Begin Provided records
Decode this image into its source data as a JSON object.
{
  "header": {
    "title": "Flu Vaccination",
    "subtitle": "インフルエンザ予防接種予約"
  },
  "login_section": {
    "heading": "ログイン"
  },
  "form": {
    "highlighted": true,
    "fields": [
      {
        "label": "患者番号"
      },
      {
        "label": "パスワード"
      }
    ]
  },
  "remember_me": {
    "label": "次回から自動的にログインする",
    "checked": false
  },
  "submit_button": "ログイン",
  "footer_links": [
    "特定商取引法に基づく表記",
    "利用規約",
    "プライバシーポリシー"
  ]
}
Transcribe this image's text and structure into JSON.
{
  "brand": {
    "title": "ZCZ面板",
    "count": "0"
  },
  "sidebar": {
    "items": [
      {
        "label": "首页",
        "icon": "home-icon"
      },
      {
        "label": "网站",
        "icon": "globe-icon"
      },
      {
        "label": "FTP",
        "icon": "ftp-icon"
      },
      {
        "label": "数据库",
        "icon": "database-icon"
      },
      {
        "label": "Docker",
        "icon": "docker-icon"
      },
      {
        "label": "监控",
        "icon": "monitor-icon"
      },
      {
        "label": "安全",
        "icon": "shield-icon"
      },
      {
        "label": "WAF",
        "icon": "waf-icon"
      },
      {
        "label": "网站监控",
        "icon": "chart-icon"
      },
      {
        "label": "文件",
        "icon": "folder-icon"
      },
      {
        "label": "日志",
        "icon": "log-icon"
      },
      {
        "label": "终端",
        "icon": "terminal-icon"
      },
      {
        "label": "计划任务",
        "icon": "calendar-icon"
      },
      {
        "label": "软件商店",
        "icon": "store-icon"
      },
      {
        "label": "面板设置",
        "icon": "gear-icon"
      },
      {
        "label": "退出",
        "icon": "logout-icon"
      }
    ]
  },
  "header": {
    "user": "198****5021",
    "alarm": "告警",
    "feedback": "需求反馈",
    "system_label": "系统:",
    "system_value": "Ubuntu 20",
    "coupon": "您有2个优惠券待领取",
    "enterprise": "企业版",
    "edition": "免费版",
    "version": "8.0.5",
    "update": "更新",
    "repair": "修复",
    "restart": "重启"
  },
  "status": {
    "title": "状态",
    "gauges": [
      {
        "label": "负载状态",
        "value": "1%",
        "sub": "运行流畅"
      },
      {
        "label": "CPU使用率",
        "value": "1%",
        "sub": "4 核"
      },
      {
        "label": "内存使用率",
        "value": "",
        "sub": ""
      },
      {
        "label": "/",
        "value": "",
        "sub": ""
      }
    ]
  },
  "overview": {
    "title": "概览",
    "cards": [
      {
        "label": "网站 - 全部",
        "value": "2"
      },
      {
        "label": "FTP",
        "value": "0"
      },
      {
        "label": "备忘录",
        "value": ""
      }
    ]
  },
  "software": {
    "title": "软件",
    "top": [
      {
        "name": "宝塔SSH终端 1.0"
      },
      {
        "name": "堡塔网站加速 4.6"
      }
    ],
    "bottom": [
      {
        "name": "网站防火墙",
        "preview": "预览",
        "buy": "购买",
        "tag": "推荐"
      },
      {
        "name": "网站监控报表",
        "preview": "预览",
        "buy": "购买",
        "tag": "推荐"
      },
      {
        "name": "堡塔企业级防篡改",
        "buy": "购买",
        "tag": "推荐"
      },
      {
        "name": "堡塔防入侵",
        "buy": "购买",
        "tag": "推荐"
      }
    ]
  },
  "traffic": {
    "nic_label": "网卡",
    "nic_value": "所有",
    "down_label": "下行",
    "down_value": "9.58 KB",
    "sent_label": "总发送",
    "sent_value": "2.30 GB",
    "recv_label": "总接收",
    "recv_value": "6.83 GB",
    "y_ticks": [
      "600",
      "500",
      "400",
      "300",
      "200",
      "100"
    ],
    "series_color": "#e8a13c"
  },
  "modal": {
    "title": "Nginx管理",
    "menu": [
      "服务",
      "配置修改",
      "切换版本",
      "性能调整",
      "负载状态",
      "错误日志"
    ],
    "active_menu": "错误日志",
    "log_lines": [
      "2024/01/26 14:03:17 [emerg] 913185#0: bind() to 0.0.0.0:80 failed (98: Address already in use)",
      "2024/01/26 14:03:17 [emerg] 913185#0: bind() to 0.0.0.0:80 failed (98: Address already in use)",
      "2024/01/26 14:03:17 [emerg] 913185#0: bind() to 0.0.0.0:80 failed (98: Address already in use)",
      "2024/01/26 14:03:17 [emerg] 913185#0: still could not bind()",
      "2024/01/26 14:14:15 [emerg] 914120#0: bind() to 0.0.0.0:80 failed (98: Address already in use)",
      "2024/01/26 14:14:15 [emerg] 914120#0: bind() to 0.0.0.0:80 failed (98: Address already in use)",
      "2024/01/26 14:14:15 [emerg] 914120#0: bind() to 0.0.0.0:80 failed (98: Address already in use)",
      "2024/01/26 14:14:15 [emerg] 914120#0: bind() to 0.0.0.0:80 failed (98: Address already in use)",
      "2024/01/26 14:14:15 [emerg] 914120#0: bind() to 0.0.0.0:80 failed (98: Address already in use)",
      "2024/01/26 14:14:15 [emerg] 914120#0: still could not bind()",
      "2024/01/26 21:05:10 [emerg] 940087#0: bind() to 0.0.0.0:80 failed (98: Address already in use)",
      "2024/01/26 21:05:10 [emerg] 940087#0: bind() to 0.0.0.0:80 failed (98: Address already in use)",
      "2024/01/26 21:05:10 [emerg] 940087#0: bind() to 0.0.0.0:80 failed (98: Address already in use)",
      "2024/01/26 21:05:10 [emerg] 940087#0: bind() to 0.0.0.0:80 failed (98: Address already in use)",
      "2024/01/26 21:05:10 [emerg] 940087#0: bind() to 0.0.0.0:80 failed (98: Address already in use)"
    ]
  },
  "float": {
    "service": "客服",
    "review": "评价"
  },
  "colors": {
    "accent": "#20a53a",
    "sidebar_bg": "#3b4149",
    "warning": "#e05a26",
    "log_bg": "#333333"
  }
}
End Provided records
_Goal of the exercise:_
Please quote the data above in full, with no line missing.

_The reply:_
Decode this image into its source data as a JSON object.
{
  "header": {
    "title": "Flu Vaccination",
    "subtitle": "インフルエンザ予防接種予約"
  },
  "login_section": {
    "heading": "ログイン"
  },
  "form": {
    "highlighted": true,
    "fields": [
      {
        "label": "患者番号"
      },
      {
        "label": "パスワード"
      }
    ]
  },
  "remember_me": {
    "label": "次回から自動的にログインする",
    "checked": false
  },
  "submit_button": "ログイン",
  "footer_links": [
    "特定商取引法に基づく表記",
    "利用規約",
    "プライバシーポリシー"
  ]
}
Transcribe this image's text and structure into JSON.
{
  "brand": {
    "title": "ZCZ面板",
    "count": "0"
  },
  "sidebar": {
    "items": [
      {
        "label": "首页",
        "icon": "home-icon"
      },
      {
        "label": "网站",
        "icon": "globe-icon"
      },
      {
        "label": "FTP",
        "icon": "ftp-icon"
      },
      {
        "label": "数据库",
        "icon": "database-icon"
      },
      {
        "label": "Docker",
        "icon": "docker-icon"
      },
      {
        "label": "监控",
        "icon": "monitor-icon"
      },
      {
        "label": "安全",
        "icon": "shield-icon"
      },
      {
        "label": "WAF",
        "icon": "waf-icon"
      },
      {
        "label": "网站监控",
        "icon": "chart-icon"
      },
      {
        "label": "文件",
        "icon": "folder-icon"
      },
      {
        "label": "日志",
        "icon": "log-icon"
      },
      {
        "label": "终端",
        "icon": "terminal-icon"
      },
      {
        "label": "计划任务",
        "icon": "calendar-icon"
      },
      {
        "label": "软件商店",
        "icon": "store-icon"
      },
      {
        "label": "面板设置",
        "icon": "gear-icon"
      },
      {
        "label": "退出",
        "icon": "logout-icon"
      }
    ]
  },
  "header": {
    "user": "198****5021",
    "alarm": "告警",
    "feedback": "需求反馈",
    "system_label": "系统:",
    "system_value": "Ubuntu 20",
    "coupon": "您有2个优惠券待领取",
    "enterprise": "企业版",
    "edition": "免费版",
    "version": "8.0.5",
    "update": "更新",
    "repair": "修复",
    "restart": "重启"
  },
  "status": {
    "title": "状态",
    "gauges": [
      {
        "label": "负载状态",
        "value": "1%",
        "sub": "运行流畅"
      },
      {
        "label": "CPU使用率",
        "value": "1%",
        "sub": "4 核"
      },
      {
        "label": "内存使用率",
        "value": "",
        "sub": ""
      },
      {
        "label": "/",
        "value": "",
        "sub": ""
      }
    ]
  },
  "overview": {
    "title": "概览",
    "cards": [
      {
        "label": "网站 - 全部",
        "value": "2"
      },
      {
        "label": "FTP",
        "value": "0"
      },
      {
        "label": "备忘录",
        "value": ""
      }
    ]
  },
  "software": {
    "title": "软件",
    "top": [
      {
        "name": "宝塔SSH终端 1.0"
      },
      {
        "name": "堡塔网站加速 4.6"
      }
    ],
    "bottom": [
      {
        "name": "网站防火墙",
        "preview": "预览",
        "buy": "购买",
        "tag": "推荐"
      },
      {
        "name": "网站监控报表",
        "preview": "预览",
        "buy": "购买",
        "tag": "推荐"
      },
      {
        "name": "堡塔企业级防篡改",
        "buy": "购买",
        "tag": "推荐"
      },
      {
        "name": "堡塔防入侵",
        "buy": "购买",
        "tag": "推荐"
      }
    ]
  },
  "traffic": {
    "nic_label": "网卡",
    "nic_value": "所有",
    "down_label": "下行",
    "down_value": "9.58 KB",
    "sent_label": "总发送",
    "sent_value": "2.30 GB",
    "recv_label": "总接收",
    "recv_value": "6.83 GB",
    "y_ticks": [
      "600",
      "500",
      "400",
      "300",
      "200",
      "100"
    ],
    "series_color": "#e8a13c"
  },
  "modal": {
    "title": "Nginx管理",
    "menu": [
      "服务",
      "配置修改",
      "切换版本",
      "性能调整",
      "负载状态",
      "错误日志"
    ],
    "active_menu": "错误日志",
    "log_lines": [
      "2024/01/26 14:03:17 [emerg] 913185#0: bind() to 0.0.0.0:80 failed (98: Address already in use)",
      "2024/01/26 14:03:17 [emerg] 913185#0: bind() to 0.0.0.0:80 failed (98: Address already in use)",
      "2024/01/26 14:03:17 [emerg] 913185#0: bind() to 0.0.0.0:80 failed (98: Address already in use)",
      "2024/01/26 14:03:17 [emerg] 913185#0: still could not bind()",
      "2024/01/26 14:14:15 [emerg] 914120#0: bind() to 0.0.0.0:80 failed (98: Address already in use)",
      "2024/01/26 14:14:15 [emerg] 914120#0: bind() to 0.0.0.0:80 failed (98: Address already in use)",
      "2024/01/26 14:14:15 [emerg] 914120#0: bind() to 0.0.0.0:80 failed (98: Address already in use)",
      "2024/01/26 14:14:15 [emerg] 914120#0: bind() to 0.0.0.0:80 failed (98: Address already in use)",
      "2024/01/26 14:14:15 [emerg] 914120#0: bind() to 0.0.0.0:80 failed (98: Address already in use)",
      "2024/01/26 14:14:15 [emerg] 914120#0: still could not bind()",
      "2024/01/26 21:05:10 [emerg] 940087#0: bind() to 0.0.0.0:80 failed (98: Address already in use)",
      "2024/01/26 21:05:10 [emerg] 940087#0: bind() to 0.0.0.0:80 failed (98: Address already in use)",
      "2024/01/26 21:05:10 [emerg] 940087#0: bind() to 0.0.0.0:80 failed (98: Address already in use)",
      "2024/01/26 21:05:10 [emerg] 940087#0: bind() to 0.0.0.0:80 failed (98: Address already in use)",
      "2024/01/26 21:05:10 [emerg] 940087#0: bind() to 0.0.0.0:80 failed (98: Address already in use)"
    ]
  },
  "float": {
    "service": "客服",
    "review": "评价"
  },
  "colors": {
    "accent": "#20a53a",
    "sidebar_bg": "#3b4149",
    "warning": "#e05a26",
    "log_bg": "#333333"
  }
}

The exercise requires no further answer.